- _The task_
Find the lines holding "days" and copy them.

[Data excerpts]
>>>
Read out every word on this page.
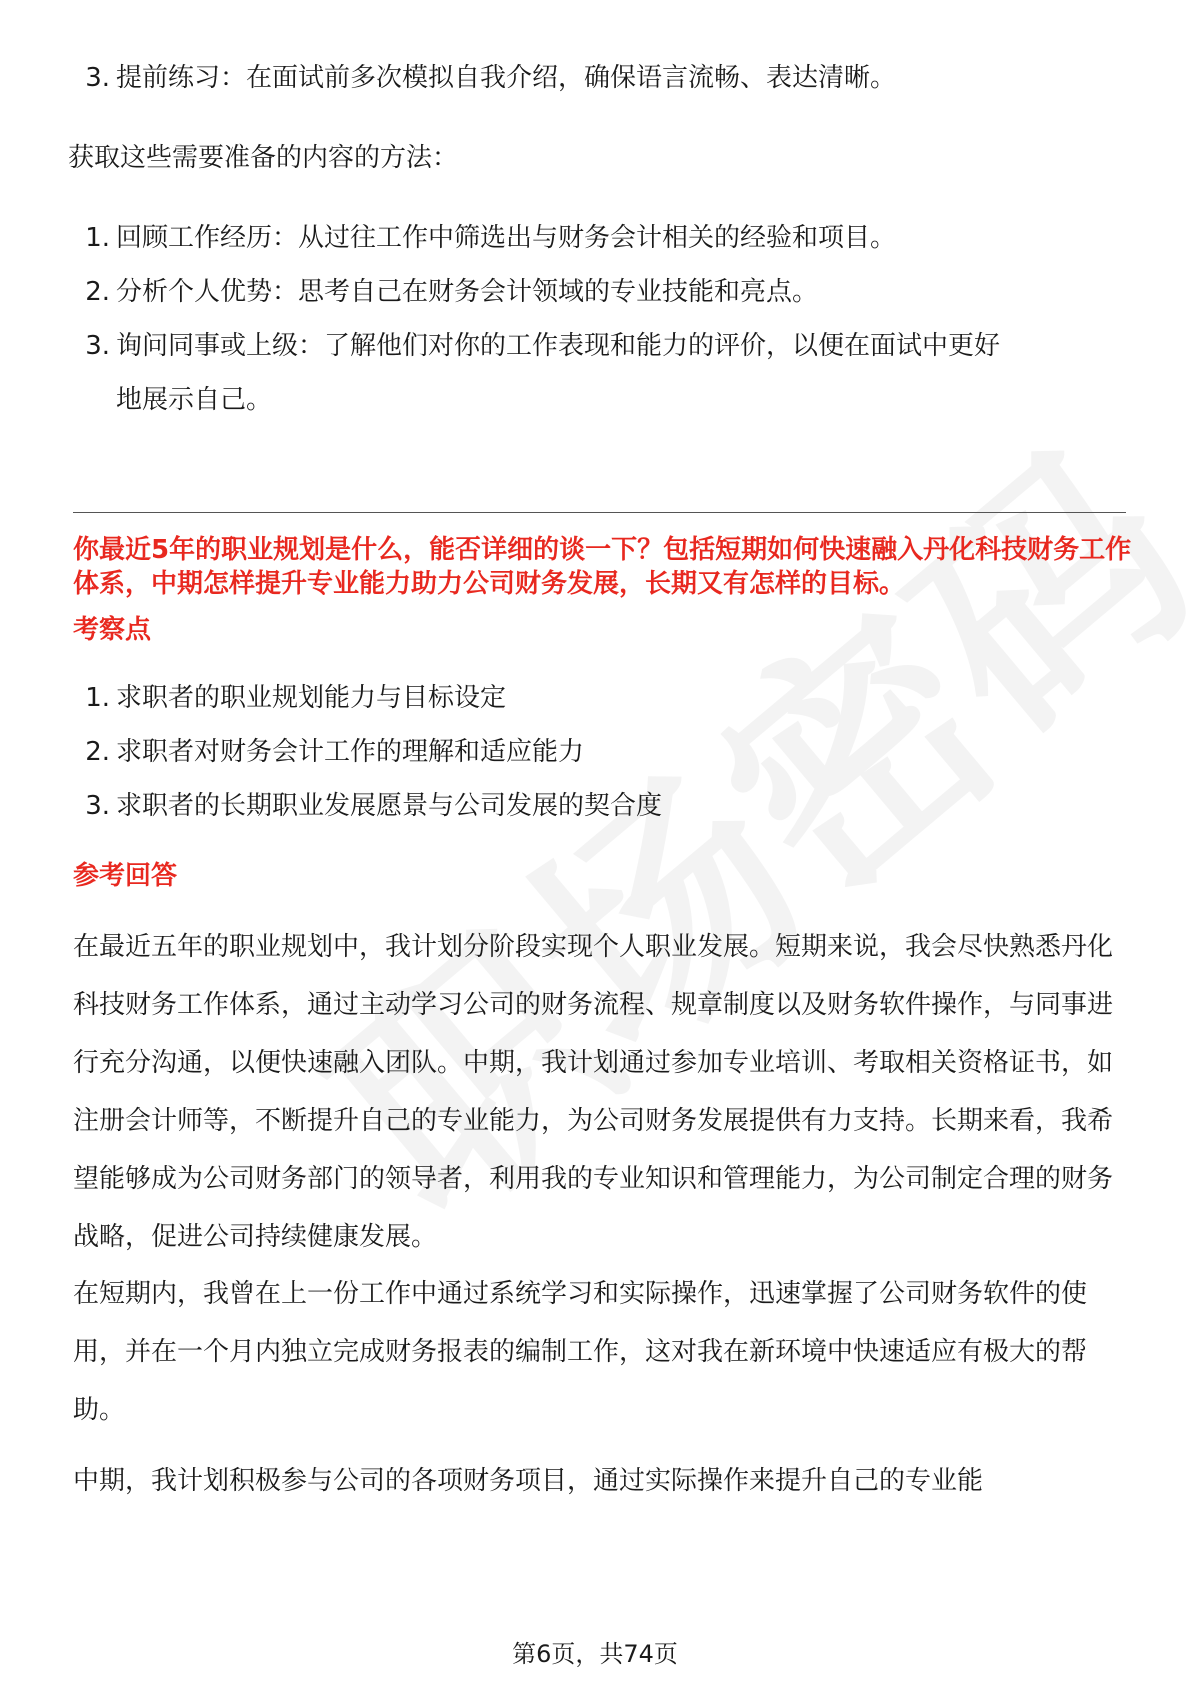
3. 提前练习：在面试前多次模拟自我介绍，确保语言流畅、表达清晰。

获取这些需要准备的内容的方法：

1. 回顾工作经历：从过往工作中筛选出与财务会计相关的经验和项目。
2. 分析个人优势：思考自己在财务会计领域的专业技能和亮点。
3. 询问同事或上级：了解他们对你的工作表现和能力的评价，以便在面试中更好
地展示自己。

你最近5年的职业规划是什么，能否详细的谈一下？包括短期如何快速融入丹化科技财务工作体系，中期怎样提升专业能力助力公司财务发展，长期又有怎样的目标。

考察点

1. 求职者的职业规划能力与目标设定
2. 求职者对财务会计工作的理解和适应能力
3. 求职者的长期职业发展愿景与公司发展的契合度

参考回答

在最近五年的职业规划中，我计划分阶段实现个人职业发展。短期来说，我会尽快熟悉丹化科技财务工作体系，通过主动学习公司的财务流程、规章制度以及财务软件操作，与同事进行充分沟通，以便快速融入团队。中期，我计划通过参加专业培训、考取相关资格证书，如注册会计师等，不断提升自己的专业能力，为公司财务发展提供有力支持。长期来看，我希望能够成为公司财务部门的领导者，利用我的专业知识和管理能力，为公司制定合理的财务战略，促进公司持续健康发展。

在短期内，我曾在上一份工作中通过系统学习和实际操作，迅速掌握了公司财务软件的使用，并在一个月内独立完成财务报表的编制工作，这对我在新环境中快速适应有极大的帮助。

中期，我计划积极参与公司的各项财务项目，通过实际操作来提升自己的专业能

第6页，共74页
<<<
>>>
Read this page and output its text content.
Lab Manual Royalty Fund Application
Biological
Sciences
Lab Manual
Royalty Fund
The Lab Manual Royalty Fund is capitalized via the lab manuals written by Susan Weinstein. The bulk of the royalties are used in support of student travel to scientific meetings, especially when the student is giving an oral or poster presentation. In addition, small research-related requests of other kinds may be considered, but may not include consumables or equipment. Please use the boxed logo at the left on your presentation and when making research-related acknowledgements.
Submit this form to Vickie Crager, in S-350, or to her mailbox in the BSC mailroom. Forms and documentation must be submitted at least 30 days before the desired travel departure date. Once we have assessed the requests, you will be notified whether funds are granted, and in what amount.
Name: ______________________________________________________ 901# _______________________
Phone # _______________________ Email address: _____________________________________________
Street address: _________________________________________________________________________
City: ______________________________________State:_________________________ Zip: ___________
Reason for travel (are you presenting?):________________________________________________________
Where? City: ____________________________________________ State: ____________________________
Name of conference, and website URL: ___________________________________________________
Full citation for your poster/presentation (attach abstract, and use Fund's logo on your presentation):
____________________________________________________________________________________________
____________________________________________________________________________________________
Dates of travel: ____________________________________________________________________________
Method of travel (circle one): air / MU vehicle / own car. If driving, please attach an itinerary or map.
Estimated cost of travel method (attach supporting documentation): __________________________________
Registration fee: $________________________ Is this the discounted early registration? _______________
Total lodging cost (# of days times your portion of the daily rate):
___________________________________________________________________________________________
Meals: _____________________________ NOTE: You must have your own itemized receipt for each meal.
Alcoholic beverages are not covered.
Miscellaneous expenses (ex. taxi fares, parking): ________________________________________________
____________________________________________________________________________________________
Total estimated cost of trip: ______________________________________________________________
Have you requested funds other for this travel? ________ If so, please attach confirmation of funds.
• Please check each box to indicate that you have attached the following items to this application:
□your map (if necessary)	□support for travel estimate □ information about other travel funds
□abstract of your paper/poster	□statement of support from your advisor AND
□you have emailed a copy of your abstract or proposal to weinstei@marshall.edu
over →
<<<
- _Task response_
Submit this form to Vickie Crager, in S-350, or to her mailbox in the BSC mailroom. Forms and documentation must be submitted at least 30 days before the desired travel departure date. Once we have assessed the requests, you will be notified whether funds are granted, and in what amount.
Total lodging cost (# of days times your portion of the daily rate):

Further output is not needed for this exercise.